THE PROBLEM: Pictures within the data are to be left out; everything else must be reproduced exactly.

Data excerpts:
····················

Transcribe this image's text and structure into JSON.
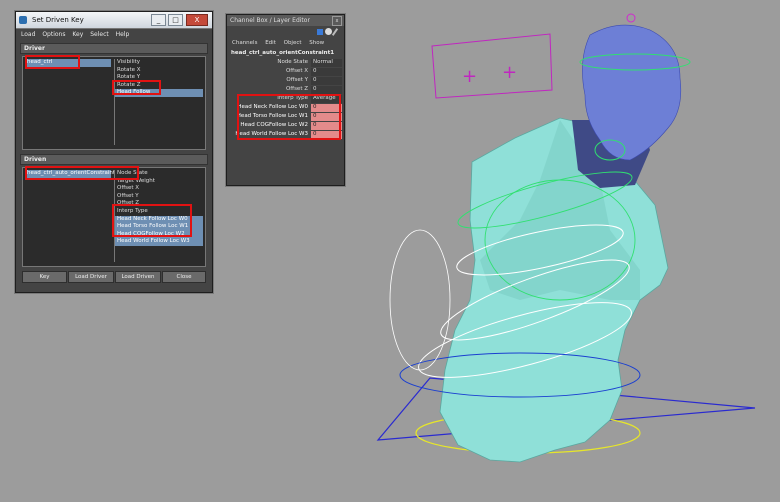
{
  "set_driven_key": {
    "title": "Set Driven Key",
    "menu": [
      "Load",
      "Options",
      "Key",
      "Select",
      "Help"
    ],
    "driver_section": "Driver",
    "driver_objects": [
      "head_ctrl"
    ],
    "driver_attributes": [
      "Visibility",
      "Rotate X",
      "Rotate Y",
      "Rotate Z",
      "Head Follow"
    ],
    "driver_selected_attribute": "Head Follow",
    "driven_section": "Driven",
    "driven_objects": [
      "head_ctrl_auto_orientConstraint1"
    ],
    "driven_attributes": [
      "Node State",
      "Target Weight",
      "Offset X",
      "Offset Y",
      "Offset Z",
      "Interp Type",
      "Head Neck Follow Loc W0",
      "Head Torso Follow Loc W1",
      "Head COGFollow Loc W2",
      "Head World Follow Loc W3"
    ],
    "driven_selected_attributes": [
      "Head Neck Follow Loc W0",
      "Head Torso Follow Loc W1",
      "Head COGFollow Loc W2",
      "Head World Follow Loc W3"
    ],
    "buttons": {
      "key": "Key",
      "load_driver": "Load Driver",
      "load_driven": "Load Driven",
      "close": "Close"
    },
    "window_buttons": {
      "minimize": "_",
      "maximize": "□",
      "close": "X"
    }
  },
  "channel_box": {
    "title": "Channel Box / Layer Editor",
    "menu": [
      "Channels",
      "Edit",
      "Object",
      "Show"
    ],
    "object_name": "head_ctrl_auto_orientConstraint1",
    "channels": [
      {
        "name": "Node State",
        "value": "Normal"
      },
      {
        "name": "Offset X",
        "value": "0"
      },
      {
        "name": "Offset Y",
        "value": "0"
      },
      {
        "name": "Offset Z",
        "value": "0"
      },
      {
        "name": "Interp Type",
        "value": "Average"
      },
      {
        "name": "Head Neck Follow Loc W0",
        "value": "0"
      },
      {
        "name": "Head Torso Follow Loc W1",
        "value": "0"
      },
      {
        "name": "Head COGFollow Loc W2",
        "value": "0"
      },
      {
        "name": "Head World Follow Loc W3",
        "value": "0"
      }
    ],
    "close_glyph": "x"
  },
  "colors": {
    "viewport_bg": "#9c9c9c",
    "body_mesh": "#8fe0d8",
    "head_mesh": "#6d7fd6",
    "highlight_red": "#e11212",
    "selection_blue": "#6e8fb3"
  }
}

····················

COMPLETE RESPONSE:
Transcribe this image's text and structure into JSON.
{
  "set_driven_key": {
    "title": "Set Driven Key",
    "menu": [
      "Load",
      "Options",
      "Key",
      "Select",
      "Help"
    ],
    "driver_section": "Driver",
    "driver_objects": [
      "head_ctrl"
    ],
    "driver_attributes": [
      "Visibility",
      "Rotate X",
      "Rotate Y",
      "Rotate Z",
      "Head Follow"
    ],
    "driver_selected_attribute": "Head Follow",
    "driven_section": "Driven",
    "driven_objects": [
      "head_ctrl_auto_orientConstraint1"
    ],
    "driven_attributes": [
      "Node State",
      "Target Weight",
      "Offset X",
      "Offset Y",
      "Offset Z",
      "Interp Type",
      "Head Neck Follow Loc W0",
      "Head Torso Follow Loc W1",
      "Head COGFollow Loc W2",
      "Head World Follow Loc W3"
    ],
    "driven_selected_attributes": [
      "Head Neck Follow Loc W0",
      "Head Torso Follow Loc W1",
      "Head COGFollow Loc W2",
      "Head World Follow Loc W3"
    ],
    "buttons": {
      "key": "Key",
      "load_driver": "Load Driver",
      "load_driven": "Load Driven",
      "close": "Close"
    },
    "window_buttons": {
      "minimize": "_",
      "maximize": "□",
      "close": "X"
    }
  },
  "channel_box": {
    "title": "Channel Box / Layer Editor",
    "menu": [
      "Channels",
      "Edit",
      "Object",
      "Show"
    ],
    "object_name": "head_ctrl_auto_orientConstraint1",
    "channels": [
      {
        "name": "Node State",
        "value": "Normal"
      },
      {
        "name": "Offset X",
        "value": "0"
      },
      {
        "name": "Offset Y",
        "value": "0"
      },
      {
        "name": "Offset Z",
        "value": "0"
      },
      {
        "name": "Interp Type",
        "value": "Average"
      },
      {
        "name": "Head Neck Follow Loc W0",
        "value": "0"
      },
      {
        "name": "Head Torso Follow Loc W1",
        "value": "0"
      },
      {
        "name": "Head COGFollow Loc W2",
        "value": "0"
      },
      {
        "name": "Head World Follow Loc W3",
        "value": "0"
      }
    ],
    "close_glyph": "x"
  },
  "colors": {
    "viewport_bg": "#9c9c9c",
    "body_mesh": "#8fe0d8",
    "head_mesh": "#6d7fd6",
    "highlight_red": "#e11212",
    "selection_blue": "#6e8fb3"
  }
}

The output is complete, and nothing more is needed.